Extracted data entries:
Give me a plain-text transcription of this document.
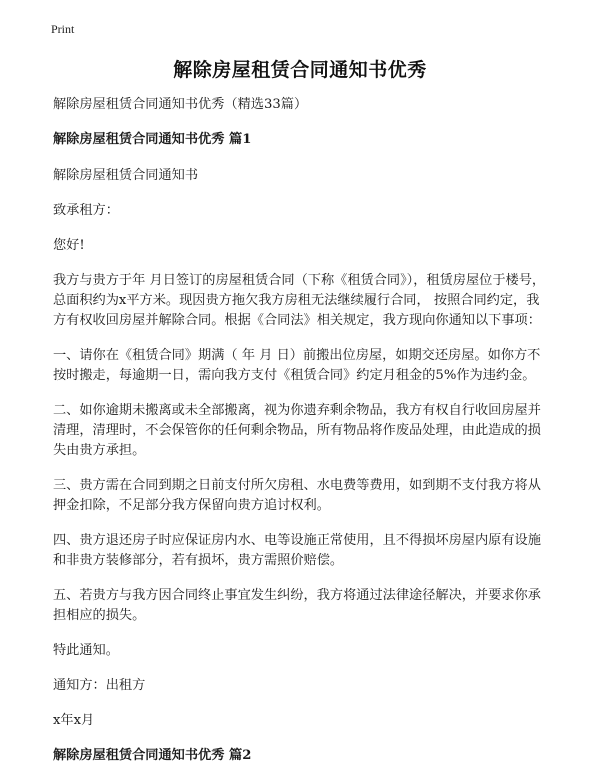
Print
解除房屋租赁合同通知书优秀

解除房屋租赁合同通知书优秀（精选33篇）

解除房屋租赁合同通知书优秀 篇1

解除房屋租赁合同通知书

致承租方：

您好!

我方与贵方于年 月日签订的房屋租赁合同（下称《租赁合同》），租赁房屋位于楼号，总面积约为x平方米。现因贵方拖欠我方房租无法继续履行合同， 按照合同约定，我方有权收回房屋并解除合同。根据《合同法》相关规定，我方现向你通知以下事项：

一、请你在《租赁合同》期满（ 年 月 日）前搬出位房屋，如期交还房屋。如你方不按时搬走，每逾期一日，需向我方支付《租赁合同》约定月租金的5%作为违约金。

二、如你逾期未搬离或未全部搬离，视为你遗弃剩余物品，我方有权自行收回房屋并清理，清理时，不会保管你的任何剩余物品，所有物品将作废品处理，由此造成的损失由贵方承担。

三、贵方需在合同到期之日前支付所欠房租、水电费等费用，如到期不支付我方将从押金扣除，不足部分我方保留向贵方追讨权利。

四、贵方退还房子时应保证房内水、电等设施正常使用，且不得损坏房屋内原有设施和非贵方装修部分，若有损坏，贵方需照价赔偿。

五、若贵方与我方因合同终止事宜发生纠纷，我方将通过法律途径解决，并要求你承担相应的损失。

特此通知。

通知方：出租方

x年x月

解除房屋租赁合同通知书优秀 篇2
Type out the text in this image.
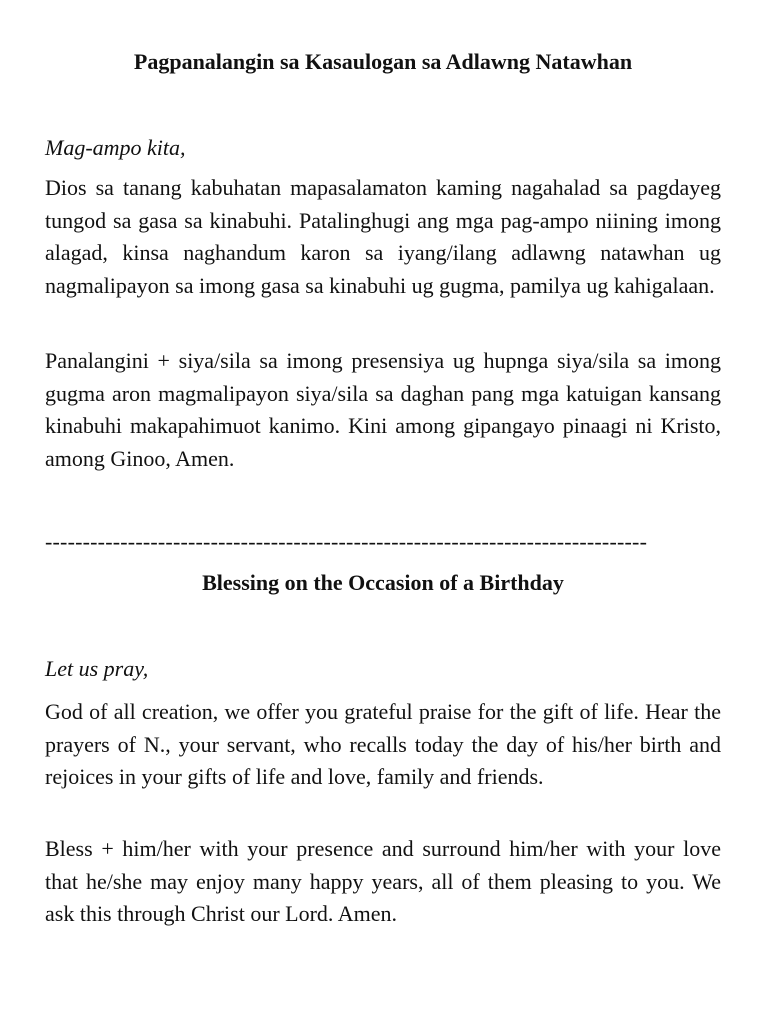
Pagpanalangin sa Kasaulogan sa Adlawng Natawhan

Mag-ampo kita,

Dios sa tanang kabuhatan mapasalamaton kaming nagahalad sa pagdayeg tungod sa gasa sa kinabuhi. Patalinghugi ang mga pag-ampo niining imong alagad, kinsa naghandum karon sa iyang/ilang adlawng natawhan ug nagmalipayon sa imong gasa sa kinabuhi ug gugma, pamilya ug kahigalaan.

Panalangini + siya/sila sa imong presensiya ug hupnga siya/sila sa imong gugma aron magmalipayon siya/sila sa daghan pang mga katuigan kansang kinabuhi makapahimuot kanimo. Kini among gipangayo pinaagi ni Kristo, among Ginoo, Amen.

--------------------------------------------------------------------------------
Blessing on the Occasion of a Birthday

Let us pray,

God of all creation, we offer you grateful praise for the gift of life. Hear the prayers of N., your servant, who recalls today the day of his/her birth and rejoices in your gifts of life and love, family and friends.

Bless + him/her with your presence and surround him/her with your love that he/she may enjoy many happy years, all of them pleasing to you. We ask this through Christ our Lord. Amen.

What the task asks
Reproduce the material above verbatim; omit every picture.

Expected answer
Give me a plain-text transcription of this document.
Print
解除房屋租赁合同通知书优秀

解除房屋租赁合同通知书优秀（精选33篇）

解除房屋租赁合同通知书优秀 篇1

解除房屋租赁合同通知书

致承租方：

您好!

我方与贵方于年 月日签订的房屋租赁合同（下称《租赁合同》），租赁房屋位于楼号，总面积约为x平方米。现因贵方拖欠我方房租无法继续履行合同， 按照合同约定，我方有权收回房屋并解除合同。根据《合同法》相关规定，我方现向你通知以下事项：

一、请你在《租赁合同》期满（ 年 月 日）前搬出位房屋，如期交还房屋。如你方不按时搬走，每逾期一日，需向我方支付《租赁合同》约定月租金的5%作为违约金。

二、如你逾期未搬离或未全部搬离，视为你遗弃剩余物品，我方有权自行收回房屋并清理，清理时，不会保管你的任何剩余物品，所有物品将作废品处理，由此造成的损失由贵方承担。

三、贵方需在合同到期之日前支付所欠房租、水电费等费用，如到期不支付我方将从押金扣除，不足部分我方保留向贵方追讨权利。

四、贵方退还房子时应保证房内水、电等设施正常使用，且不得损坏房屋内原有设施和非贵方装修部分，若有损坏，贵方需照价赔偿。

五、若贵方与我方因合同终止事宜发生纠纷，我方将通过法律途径解决，并要求你承担相应的损失。

特此通知。

通知方：出租方

x年x月

解除房屋租赁合同通知书优秀 篇2
Type out the text in this image.
Pagpanalangin sa Kasaulogan sa Adlawng Natawhan

Mag-ampo kita,

Dios sa tanang kabuhatan mapasalamaton kaming nagahalad sa pagdayeg tungod sa gasa sa kinabuhi. Patalinghugi ang mga pag-ampo niining imong alagad, kinsa naghandum karon sa iyang/ilang adlawng natawhan ug nagmalipayon sa imong gasa sa kinabuhi ug gugma, pamilya ug kahigalaan.

Panalangini + siya/sila sa imong presensiya ug hupnga siya/sila sa imong gugma aron magmalipayon siya/sila sa daghan pang mga katuigan kansang kinabuhi makapahimuot kanimo. Kini among gipangayo pinaagi ni Kristo, among Ginoo, Amen.

--------------------------------------------------------------------------------
Blessing on the Occasion of a Birthday

Let us pray,

God of all creation, we offer you grateful praise for the gift of life. Hear the prayers of N., your servant, who recalls today the day of his/her birth and rejoices in your gifts of life and love, family and friends.

Bless + him/her with your presence and surround him/her with your love that he/she may enjoy many happy years, all of them pleasing to you. We ask this through Christ our Lord. Amen.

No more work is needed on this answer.